_Brief_. Tally the lines in these records that hold the string "miejskich", and reply with the number alone.

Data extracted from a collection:

*-*-*

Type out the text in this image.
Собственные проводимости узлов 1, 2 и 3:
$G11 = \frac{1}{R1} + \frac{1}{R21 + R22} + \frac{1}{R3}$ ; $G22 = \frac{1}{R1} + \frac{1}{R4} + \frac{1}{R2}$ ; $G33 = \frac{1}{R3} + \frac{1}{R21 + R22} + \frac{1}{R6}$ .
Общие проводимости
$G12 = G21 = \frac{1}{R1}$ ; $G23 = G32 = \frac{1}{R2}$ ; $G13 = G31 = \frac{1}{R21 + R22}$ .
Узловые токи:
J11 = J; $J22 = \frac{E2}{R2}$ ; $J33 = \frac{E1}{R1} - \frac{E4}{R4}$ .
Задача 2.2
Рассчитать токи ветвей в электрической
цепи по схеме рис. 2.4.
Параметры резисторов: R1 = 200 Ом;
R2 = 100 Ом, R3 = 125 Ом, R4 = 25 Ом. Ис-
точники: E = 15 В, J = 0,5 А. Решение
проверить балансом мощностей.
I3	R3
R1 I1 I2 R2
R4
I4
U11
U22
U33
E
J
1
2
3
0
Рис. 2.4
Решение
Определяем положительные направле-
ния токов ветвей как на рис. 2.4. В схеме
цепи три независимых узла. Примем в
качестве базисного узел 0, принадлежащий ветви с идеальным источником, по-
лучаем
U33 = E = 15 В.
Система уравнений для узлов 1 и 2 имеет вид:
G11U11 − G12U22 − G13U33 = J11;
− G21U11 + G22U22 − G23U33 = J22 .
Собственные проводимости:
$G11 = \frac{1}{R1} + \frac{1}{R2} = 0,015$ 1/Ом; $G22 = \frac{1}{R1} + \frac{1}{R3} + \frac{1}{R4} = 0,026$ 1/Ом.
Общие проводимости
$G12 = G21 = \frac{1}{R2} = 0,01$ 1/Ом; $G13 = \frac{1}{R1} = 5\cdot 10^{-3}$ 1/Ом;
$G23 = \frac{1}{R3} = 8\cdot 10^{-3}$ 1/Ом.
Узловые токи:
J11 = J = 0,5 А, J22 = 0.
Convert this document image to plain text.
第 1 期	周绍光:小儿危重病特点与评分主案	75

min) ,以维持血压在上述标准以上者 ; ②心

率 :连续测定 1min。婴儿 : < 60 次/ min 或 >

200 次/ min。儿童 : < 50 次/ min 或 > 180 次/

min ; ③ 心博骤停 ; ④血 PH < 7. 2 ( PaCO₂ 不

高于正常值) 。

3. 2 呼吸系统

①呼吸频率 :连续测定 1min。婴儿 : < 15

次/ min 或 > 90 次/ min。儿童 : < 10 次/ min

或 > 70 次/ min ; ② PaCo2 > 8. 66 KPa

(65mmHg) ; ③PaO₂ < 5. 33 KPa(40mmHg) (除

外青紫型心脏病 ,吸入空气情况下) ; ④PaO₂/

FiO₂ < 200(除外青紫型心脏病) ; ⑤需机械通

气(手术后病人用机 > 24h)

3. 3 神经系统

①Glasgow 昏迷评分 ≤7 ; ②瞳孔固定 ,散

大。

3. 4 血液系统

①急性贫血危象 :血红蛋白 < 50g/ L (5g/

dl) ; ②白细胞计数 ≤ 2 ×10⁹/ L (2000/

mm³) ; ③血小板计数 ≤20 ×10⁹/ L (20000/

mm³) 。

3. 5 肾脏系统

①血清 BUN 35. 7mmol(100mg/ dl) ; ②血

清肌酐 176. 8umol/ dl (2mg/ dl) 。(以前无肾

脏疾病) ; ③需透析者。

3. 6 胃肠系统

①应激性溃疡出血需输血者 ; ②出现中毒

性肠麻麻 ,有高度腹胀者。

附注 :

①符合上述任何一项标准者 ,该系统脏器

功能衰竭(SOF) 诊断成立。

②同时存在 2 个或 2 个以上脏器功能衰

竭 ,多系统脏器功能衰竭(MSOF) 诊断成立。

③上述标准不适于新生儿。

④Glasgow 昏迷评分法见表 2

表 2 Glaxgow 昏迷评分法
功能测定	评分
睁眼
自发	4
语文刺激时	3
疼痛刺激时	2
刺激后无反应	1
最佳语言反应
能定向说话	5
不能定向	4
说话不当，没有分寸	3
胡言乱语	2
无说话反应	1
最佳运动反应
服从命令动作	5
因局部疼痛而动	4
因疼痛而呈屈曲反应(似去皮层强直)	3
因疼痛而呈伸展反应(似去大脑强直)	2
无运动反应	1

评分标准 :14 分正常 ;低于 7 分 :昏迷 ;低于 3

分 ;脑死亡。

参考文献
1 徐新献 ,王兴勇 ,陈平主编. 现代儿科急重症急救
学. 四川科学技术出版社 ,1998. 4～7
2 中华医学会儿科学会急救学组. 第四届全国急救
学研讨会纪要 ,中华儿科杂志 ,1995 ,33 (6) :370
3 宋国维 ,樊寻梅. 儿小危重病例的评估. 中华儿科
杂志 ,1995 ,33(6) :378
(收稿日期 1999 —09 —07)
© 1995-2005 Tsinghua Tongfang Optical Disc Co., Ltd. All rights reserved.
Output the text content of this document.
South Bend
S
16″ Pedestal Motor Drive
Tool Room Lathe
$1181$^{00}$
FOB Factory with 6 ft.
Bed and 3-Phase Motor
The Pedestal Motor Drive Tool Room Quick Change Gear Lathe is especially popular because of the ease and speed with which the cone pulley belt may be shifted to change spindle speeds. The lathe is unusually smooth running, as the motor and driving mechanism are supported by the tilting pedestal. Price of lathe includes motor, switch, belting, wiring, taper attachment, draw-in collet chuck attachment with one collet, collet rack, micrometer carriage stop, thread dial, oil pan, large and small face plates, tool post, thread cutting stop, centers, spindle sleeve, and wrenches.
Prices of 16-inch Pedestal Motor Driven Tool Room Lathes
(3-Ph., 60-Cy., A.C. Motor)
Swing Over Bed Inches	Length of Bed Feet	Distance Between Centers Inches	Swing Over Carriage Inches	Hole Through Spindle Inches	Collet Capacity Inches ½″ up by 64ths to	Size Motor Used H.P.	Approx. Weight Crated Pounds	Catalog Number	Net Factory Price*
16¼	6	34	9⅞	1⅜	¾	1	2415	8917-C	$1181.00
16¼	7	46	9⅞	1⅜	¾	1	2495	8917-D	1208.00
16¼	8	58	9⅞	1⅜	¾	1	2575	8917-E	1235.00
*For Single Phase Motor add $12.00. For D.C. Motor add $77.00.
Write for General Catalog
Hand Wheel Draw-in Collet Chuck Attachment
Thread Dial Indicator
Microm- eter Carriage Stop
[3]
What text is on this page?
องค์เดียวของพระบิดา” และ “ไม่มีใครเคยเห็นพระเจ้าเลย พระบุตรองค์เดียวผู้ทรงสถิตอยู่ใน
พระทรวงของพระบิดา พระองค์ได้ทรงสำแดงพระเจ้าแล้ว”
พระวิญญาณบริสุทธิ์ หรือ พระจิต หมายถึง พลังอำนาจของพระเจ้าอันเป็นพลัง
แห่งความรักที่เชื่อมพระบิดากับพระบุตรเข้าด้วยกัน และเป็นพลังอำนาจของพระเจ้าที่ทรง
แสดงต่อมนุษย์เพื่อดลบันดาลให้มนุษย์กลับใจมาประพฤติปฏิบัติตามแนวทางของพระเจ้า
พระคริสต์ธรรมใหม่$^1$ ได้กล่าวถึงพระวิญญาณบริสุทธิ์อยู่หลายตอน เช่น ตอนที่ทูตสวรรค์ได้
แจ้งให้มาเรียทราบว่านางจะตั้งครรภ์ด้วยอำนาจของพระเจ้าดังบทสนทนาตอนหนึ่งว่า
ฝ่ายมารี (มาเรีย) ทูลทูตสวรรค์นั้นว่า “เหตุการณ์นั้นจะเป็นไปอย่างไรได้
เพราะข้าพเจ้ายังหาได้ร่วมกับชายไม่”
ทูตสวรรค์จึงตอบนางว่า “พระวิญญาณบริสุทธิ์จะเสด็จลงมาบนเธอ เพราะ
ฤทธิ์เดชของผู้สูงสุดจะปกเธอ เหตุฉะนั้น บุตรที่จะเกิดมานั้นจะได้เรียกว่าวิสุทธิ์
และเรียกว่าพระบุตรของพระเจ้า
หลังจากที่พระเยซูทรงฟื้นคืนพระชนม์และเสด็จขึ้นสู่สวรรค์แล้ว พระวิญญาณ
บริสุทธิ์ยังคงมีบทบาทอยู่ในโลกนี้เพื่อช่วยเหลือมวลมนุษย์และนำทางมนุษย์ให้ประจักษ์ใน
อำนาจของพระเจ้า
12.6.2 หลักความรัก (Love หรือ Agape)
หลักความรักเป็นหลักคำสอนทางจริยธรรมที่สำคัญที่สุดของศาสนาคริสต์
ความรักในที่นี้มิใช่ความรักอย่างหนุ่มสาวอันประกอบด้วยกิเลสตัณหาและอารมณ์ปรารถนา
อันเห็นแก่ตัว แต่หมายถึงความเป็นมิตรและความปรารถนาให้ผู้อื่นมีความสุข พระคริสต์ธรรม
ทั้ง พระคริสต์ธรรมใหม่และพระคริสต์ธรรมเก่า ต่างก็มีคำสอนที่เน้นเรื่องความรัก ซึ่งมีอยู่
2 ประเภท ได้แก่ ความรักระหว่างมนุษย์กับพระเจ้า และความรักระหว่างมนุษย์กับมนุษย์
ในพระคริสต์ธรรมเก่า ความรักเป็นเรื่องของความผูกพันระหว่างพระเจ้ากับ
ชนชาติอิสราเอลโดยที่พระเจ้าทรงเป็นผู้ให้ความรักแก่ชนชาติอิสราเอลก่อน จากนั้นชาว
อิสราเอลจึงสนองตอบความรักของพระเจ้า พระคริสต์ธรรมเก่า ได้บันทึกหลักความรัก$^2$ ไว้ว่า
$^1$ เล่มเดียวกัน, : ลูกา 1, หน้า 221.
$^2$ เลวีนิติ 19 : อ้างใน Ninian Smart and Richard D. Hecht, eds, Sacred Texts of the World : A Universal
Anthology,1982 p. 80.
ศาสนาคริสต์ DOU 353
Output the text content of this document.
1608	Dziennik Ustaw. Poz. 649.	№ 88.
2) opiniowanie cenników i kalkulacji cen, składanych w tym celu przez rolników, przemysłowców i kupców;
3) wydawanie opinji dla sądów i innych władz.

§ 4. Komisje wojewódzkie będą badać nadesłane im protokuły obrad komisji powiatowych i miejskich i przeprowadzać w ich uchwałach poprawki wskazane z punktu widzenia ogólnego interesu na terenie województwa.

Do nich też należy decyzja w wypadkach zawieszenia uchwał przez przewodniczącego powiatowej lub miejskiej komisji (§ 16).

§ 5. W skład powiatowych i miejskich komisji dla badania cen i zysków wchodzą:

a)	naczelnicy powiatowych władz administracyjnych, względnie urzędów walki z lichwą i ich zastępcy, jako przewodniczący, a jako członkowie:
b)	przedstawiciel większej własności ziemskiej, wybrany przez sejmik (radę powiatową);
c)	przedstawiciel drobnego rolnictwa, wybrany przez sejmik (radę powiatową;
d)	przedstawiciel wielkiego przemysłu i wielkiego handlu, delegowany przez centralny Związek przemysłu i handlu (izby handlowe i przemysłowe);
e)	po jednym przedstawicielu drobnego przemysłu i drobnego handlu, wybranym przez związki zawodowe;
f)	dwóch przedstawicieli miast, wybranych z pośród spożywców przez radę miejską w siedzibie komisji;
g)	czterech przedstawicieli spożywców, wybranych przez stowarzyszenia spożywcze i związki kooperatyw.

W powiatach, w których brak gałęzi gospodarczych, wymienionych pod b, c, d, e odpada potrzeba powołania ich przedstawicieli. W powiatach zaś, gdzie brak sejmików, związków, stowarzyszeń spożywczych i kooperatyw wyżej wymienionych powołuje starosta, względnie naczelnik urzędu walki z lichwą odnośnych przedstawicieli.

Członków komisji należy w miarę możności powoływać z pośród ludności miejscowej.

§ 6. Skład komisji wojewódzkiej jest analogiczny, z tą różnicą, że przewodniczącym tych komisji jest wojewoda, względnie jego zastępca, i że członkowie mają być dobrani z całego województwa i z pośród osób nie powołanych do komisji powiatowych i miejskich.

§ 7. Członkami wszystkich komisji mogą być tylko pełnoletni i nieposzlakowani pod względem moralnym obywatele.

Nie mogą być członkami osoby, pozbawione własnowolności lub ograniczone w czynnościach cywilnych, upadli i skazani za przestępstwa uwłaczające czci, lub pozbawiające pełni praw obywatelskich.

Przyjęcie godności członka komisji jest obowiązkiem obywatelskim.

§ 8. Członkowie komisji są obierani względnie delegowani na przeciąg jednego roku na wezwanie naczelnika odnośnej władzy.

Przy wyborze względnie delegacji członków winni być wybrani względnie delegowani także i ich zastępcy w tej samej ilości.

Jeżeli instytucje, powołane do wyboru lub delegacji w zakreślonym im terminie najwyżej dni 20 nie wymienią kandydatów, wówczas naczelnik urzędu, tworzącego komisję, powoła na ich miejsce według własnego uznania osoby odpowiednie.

*-*-*

_Task result_. 3